== Data provided ==

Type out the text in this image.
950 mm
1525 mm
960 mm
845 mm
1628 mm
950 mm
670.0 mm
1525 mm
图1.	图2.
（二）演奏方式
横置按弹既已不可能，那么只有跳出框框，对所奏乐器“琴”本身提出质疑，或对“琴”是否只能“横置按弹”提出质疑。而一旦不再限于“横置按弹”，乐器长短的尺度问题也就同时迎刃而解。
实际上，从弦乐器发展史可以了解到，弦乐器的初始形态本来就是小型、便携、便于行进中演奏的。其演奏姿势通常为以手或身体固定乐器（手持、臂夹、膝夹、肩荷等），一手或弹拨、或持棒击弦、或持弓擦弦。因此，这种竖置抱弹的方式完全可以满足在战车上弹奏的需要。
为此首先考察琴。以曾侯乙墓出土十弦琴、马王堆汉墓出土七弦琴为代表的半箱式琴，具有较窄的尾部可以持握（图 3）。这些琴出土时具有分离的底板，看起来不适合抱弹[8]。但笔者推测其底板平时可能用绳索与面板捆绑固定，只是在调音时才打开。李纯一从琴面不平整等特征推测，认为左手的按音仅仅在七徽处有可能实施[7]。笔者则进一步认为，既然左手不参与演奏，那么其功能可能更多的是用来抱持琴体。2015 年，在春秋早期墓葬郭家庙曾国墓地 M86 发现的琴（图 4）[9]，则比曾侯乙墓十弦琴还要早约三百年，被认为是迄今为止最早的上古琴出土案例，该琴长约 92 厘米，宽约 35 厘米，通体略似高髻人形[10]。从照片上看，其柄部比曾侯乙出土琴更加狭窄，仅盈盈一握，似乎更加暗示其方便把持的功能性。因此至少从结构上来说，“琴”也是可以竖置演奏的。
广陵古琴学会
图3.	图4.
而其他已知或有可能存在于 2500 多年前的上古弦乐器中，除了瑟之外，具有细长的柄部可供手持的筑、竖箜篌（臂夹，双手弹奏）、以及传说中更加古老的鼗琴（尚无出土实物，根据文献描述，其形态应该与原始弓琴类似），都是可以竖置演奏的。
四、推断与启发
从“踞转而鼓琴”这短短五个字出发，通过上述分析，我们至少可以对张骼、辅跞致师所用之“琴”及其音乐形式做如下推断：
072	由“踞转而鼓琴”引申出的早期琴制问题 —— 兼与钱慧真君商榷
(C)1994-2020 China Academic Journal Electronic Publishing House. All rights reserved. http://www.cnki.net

===

Take the listing above and write it out again exactly.

Type out the text in this image.
950 mm
1525 mm
960 mm
845 mm
1628 mm
950 mm
670.0 mm
1525 mm
图1.	图2.
（二）演奏方式
横置按弹既已不可能，那么只有跳出框框，对所奏乐器“琴”本身提出质疑，或对“琴”是否只能“横置按弹”提出质疑。而一旦不再限于“横置按弹”，乐器长短的尺度问题也就同时迎刃而解。
实际上，从弦乐器发展史可以了解到，弦乐器的初始形态本来就是小型、便携、便于行进中演奏的。其演奏姿势通常为以手或身体固定乐器（手持、臂夹、膝夹、肩荷等），一手或弹拨、或持棒击弦、或持弓擦弦。因此，这种竖置抱弹的方式完全可以满足在战车上弹奏的需要。
为此首先考察琴。以曾侯乙墓出土十弦琴、马王堆汉墓出土七弦琴为代表的半箱式琴，具有较窄的尾部可以持握（图 3）。这些琴出土时具有分离的底板，看起来不适合抱弹[8]。但笔者推测其底板平时可能用绳索与面板捆绑固定，只是在调音时才打开。李纯一从琴面不平整等特征推测，认为左手的按音仅仅在七徽处有可能实施[7]。笔者则进一步认为，既然左手不参与演奏，那么其功能可能更多的是用来抱持琴体。2015 年，在春秋早期墓葬郭家庙曾国墓地 M86 发现的琴（图 4）[9]，则比曾侯乙墓十弦琴还要早约三百年，被认为是迄今为止最早的上古琴出土案例，该琴长约 92 厘米，宽约 35 厘米，通体略似高髻人形[10]。从照片上看，其柄部比曾侯乙出土琴更加狭窄，仅盈盈一握，似乎更加暗示其方便把持的功能性。因此至少从结构上来说，“琴”也是可以竖置演奏的。
广陵古琴学会
图3.	图4.
而其他已知或有可能存在于 2500 多年前的上古弦乐器中，除了瑟之外，具有细长的柄部可供手持的筑、竖箜篌（臂夹，双手弹奏）、以及传说中更加古老的鼗琴（尚无出土实物，根据文献描述，其形态应该与原始弓琴类似），都是可以竖置演奏的。
四、推断与启发
从“踞转而鼓琴”这短短五个字出发，通过上述分析，我们至少可以对张骼、辅跞致师所用之“琴”及其音乐形式做如下推断：
072	由“踞转而鼓琴”引申出的早期琴制问题 —— 兼与钱慧真君商榷
(C)1994-2020 China Academic Journal Electronic Publishing House. All rights reserved. http://www.cnki.net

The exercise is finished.